**** SUPPLIED ENTRIES ****
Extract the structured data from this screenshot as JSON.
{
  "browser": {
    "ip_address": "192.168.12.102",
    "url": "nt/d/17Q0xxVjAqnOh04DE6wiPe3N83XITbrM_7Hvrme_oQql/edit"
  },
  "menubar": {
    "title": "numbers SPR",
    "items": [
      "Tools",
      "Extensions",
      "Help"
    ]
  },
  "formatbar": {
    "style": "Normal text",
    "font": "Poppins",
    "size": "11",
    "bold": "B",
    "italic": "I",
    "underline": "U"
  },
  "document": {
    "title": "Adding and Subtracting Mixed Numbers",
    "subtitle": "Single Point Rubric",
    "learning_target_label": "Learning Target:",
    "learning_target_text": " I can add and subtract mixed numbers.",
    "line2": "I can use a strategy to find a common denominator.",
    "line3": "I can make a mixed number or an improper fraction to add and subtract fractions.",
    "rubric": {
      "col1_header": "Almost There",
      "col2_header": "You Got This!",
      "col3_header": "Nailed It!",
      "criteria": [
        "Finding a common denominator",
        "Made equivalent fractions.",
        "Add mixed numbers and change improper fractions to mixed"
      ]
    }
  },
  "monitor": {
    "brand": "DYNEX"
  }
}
****
» **SET EXERCISE**: Give the material above again, word for word.

» **WRITTEN SOLUTION**:
Extract the structured data from this screenshot as JSON.
{
  "browser": {
    "ip_address": "192.168.12.102",
    "url": "nt/d/17Q0xxVjAqnOh04DE6wiPe3N83XITbrM_7Hvrme_oQql/edit"
  },
  "menubar": {
    "title": "numbers SPR",
    "items": [
      "Tools",
      "Extensions",
      "Help"
    ]
  },
  "formatbar": {
    "style": "Normal text",
    "font": "Poppins",
    "size": "11",
    "bold": "B",
    "italic": "I",
    "underline": "U"
  },
  "document": {
    "title": "Adding and Subtracting Mixed Numbers",
    "subtitle": "Single Point Rubric",
    "learning_target_label": "Learning Target:",
    "learning_target_text": " I can add and subtract mixed numbers.",
    "line2": "I can use a strategy to find a common denominator.",
    "line3": "I can make a mixed number or an improper fraction to add and subtract fractions.",
    "rubric": {
      "col1_header": "Almost There",
      "col2_header": "You Got This!",
      "col3_header": "Nailed It!",
      "criteria": [
        "Finding a common denominator",
        "Made equivalent fractions.",
        "Add mixed numbers and change improper fractions to mixed"
      ]
    }
  },
  "monitor": {
    "brand": "DYNEX"
  }
}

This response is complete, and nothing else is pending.